**ПОКАЗАННЫЙ ОТРЫВОК:**
★ ★ ★ ★
Начинать следовало с дисциплины. За последнее время работные распустились. Якоб, которого после судилища в 1787 году крепко побаивались, бывал на Кадьяке наездами, а Деларов был слабоват в кулаке для управления буйной братвой. Баранов когда уговорами, когда жёстким давлением отрегулировал дела житейские. Конфисковал игральные карты. Сам не дурак выпить, строго распорядился: "Пить только на досуге- по воскресеньям и праздникам". Не имея возможности удержать работных от сожительства с алеутками, приказал: "Прижив детей, оных воспитывать".
Второй, по срочности, задачей встал вопрос о переносе главной конторы. Лес вокруг поселения был сведён подчистую и за топливом приходилось отправлять людей за многие вёрсты. После землетрясения 1788 г. берег осел и подмытые волнами защитные валы у гавани грозили вот-вот рухнуть. На примирённом уже Кадьяке это было не столь важно, однако в новых условиях гавань не давала судам надёжного убежища, особенно при западном шторме.
★ ★ ★ ★
(Перечни областей элементов)
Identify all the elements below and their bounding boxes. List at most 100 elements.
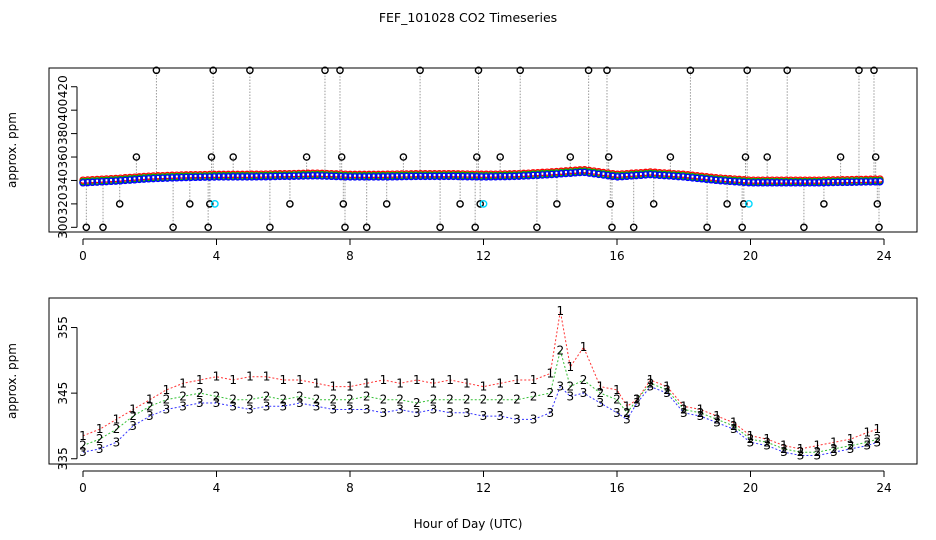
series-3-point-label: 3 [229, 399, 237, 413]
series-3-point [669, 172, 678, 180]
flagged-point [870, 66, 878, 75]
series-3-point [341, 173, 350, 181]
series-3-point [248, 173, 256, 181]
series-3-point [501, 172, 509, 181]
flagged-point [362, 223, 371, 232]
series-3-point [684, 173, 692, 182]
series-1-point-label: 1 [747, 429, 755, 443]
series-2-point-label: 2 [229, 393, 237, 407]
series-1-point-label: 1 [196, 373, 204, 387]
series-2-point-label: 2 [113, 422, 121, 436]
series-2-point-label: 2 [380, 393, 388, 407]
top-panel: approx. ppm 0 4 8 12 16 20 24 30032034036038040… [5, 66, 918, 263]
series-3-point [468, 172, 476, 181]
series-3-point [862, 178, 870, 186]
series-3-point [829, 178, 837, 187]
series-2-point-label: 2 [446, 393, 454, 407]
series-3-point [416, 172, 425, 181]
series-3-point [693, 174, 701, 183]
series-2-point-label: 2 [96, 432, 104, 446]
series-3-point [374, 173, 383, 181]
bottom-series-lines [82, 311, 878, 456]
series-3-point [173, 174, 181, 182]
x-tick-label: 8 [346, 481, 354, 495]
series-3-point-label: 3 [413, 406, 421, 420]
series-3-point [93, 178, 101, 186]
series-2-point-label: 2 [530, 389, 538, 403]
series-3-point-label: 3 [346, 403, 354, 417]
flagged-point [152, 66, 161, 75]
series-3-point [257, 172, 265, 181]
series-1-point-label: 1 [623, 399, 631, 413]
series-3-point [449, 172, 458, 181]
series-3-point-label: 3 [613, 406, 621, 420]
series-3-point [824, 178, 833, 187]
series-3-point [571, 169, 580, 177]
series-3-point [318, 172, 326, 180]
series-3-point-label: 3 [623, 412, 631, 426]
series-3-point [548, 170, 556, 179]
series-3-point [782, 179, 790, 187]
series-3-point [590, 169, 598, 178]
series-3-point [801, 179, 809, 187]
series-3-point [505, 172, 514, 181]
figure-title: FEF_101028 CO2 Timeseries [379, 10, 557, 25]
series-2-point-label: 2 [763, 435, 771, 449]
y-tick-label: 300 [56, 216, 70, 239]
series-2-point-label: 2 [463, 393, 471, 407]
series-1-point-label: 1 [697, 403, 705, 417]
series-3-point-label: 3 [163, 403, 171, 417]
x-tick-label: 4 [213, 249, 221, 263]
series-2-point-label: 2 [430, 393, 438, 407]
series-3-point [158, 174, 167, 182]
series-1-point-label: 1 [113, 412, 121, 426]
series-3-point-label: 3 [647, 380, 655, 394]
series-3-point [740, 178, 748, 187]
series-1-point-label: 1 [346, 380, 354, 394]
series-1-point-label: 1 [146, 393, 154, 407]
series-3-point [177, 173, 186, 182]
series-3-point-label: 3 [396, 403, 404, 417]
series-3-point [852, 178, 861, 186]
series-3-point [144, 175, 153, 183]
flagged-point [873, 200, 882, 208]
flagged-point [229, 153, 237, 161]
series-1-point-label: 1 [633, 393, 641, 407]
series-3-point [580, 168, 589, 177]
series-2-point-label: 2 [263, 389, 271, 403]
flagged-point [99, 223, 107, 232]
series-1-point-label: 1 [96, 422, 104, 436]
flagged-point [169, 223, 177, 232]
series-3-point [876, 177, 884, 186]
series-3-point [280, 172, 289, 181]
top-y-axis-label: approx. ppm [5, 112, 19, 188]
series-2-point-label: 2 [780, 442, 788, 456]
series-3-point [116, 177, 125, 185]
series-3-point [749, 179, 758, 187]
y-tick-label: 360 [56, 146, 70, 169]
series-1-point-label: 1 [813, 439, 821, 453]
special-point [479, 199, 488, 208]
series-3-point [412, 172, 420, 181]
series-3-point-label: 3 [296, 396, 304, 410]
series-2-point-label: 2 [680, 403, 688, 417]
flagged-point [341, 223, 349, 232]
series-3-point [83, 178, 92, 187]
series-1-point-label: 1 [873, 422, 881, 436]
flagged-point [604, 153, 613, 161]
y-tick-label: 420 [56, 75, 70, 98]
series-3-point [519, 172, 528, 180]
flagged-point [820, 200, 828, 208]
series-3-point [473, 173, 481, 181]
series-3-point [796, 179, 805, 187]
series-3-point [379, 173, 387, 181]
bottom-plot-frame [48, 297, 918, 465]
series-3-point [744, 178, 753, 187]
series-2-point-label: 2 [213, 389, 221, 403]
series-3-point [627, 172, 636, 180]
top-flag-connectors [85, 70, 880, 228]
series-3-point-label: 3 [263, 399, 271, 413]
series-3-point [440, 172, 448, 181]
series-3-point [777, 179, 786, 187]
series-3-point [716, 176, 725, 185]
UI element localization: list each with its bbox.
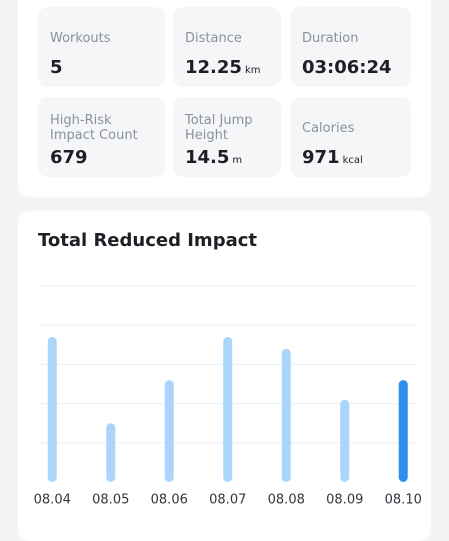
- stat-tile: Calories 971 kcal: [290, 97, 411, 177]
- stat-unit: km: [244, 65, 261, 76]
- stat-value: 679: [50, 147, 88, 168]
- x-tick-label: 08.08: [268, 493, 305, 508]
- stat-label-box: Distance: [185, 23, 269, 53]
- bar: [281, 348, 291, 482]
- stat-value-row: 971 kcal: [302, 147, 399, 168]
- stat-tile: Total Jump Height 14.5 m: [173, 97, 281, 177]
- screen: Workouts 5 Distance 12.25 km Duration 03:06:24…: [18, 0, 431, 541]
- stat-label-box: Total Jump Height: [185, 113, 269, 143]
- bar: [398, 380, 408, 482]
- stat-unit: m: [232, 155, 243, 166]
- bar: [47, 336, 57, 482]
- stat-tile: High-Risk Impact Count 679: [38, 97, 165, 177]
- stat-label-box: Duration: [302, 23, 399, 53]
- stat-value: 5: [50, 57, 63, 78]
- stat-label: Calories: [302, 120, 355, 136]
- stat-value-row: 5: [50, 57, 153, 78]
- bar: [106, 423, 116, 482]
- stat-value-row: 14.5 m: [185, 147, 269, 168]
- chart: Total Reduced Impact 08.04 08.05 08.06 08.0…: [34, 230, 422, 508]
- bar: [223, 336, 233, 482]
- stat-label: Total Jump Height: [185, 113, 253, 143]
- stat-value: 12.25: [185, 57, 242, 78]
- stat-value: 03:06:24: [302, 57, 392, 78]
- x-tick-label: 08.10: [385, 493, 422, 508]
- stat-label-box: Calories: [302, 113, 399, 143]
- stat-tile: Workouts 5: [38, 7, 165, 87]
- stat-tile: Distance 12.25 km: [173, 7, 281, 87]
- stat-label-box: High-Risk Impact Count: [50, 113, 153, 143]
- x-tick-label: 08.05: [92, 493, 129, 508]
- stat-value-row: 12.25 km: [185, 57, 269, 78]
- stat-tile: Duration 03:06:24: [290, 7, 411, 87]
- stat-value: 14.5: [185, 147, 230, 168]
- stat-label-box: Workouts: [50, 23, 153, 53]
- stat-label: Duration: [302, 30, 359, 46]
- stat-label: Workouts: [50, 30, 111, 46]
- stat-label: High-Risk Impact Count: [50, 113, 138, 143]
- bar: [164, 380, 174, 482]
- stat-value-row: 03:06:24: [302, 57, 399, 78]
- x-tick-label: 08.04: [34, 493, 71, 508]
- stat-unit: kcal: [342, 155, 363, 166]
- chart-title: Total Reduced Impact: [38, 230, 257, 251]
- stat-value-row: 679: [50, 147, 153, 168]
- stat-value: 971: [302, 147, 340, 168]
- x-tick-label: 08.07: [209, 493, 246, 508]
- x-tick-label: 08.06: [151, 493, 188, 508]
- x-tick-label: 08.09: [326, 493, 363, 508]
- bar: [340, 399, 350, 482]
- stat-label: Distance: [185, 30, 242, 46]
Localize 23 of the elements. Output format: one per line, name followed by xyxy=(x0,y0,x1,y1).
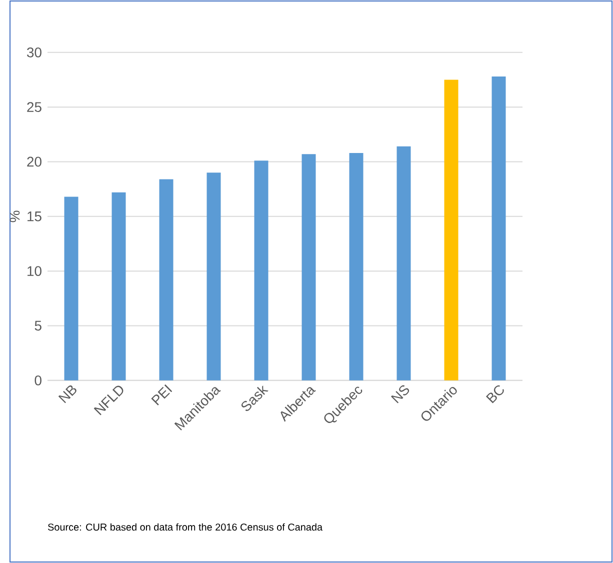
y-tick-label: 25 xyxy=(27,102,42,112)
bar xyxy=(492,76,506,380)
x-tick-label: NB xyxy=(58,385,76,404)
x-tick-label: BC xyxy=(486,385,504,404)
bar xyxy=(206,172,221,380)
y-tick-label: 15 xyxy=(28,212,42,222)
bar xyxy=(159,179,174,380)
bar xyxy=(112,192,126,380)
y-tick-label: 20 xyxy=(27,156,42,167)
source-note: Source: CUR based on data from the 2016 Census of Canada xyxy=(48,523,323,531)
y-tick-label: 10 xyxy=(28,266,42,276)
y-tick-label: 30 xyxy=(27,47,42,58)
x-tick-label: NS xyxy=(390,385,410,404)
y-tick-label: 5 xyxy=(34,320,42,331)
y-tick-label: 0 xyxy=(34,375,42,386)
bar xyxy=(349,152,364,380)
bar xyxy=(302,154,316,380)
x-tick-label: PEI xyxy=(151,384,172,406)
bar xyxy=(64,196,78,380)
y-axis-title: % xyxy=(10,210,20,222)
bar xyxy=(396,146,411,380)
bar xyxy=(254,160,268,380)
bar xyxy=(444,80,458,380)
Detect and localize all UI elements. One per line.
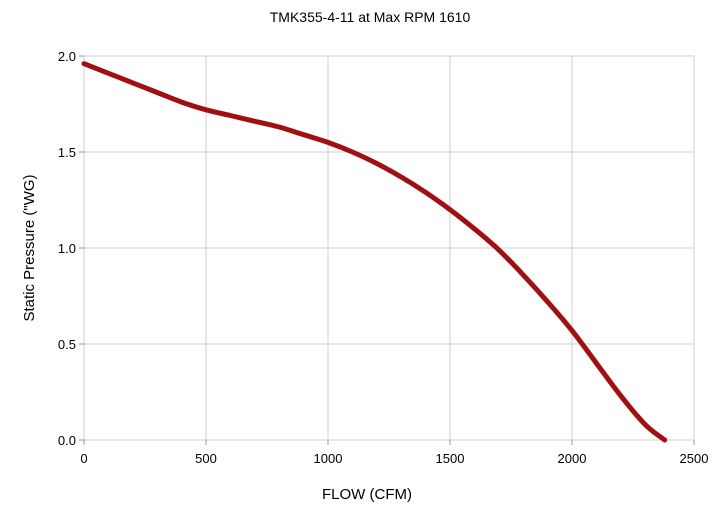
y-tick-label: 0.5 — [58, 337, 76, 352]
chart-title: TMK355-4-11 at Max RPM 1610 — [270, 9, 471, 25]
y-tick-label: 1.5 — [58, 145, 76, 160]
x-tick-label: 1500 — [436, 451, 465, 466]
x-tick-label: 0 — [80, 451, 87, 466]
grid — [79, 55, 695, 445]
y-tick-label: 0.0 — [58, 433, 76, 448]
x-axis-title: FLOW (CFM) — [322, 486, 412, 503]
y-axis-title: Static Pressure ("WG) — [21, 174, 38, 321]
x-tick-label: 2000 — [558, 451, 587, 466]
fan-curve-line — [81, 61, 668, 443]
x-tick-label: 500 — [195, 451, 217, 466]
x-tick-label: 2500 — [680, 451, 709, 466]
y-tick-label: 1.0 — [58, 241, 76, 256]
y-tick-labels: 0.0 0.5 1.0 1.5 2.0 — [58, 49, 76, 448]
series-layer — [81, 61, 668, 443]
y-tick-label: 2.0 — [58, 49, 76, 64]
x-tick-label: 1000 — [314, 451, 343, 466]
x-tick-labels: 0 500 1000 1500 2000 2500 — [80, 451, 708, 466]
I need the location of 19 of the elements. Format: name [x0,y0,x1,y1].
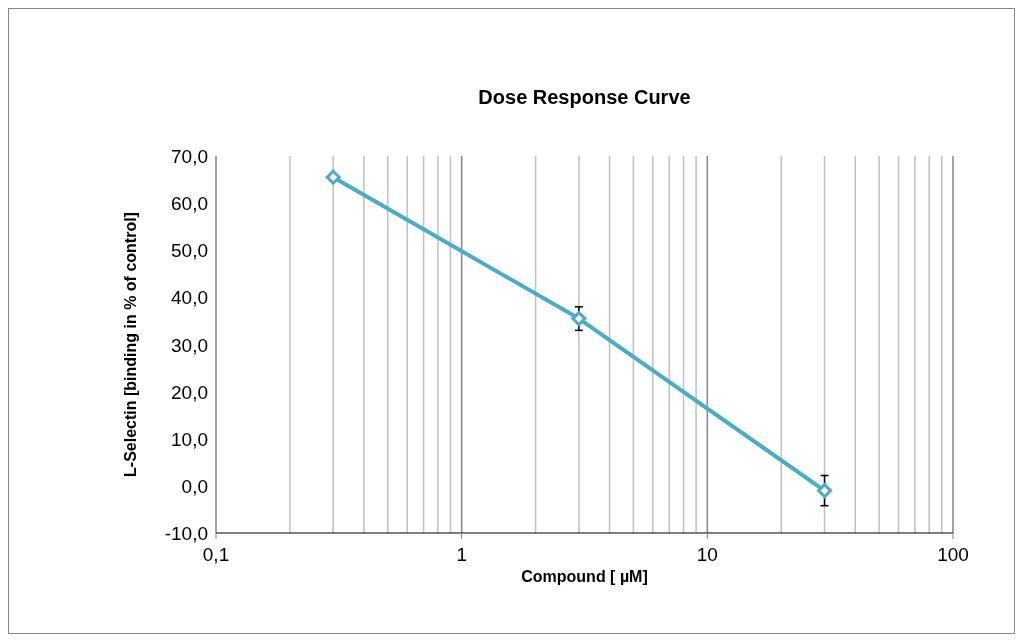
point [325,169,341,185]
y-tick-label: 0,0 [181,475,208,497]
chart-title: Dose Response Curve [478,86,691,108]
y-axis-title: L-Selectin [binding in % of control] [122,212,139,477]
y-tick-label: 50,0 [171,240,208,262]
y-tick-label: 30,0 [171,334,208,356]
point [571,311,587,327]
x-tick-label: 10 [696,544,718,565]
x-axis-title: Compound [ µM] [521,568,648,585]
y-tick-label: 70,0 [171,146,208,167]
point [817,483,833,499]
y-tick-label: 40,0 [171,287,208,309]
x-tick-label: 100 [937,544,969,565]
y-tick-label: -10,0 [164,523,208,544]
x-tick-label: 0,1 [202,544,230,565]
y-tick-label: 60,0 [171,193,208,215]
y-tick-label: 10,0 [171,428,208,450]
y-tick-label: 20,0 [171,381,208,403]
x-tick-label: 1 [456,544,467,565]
★ ★ ★ ★
**ЗАДАНИЕ A:**
Что конфисковал Баранов, согласно отрывку о наведении порядка на Кадьяке?
**ЗАДАНИЕ B:**
Верните без изменений ту часть записей, которая открывается строкой, содержащей «series-3-point-label: 3 [229, 399, 237, 413]», и закрывается строкой, содержащей «series-2-point-label: 2 [96, 432, 104, 446]». Обе граничные строки тоже включите.

**ГОТОВЫЙ ОТВЕТ A:**
Игральные карты.

**ГОТОВЫЙ ОТВЕТ B:**
series-3-point-label: 3 [229, 399, 237, 413]
series-3-point [669, 172, 678, 180]
flagged-point [870, 66, 878, 75]
series-3-point [341, 173, 350, 181]
series-3-point [248, 173, 256, 181]
series-3-point [501, 172, 509, 181]
flagged-point [362, 223, 371, 232]
series-3-point [684, 173, 692, 182]
series-1-point-label: 1 [747, 429, 755, 443]
series-2-point-label: 2 [229, 393, 237, 407]
series-1-point-label: 1 [196, 373, 204, 387]
series-2-point-label: 2 [113, 422, 121, 436]
series-2-point-label: 2 [380, 393, 388, 407]
top-panel: approx. ppm 0 4 8 12 16 20 24 30032034036038040… [5, 66, 918, 263]
series-3-point [468, 172, 476, 181]
series-3-point [862, 178, 870, 186]
series-3-point [829, 178, 837, 187]
series-2-point-label: 2 [446, 393, 454, 407]
series-3-point [416, 172, 425, 181]
series-3-point [693, 174, 701, 183]
series-2-point-label: 2 [96, 432, 104, 446]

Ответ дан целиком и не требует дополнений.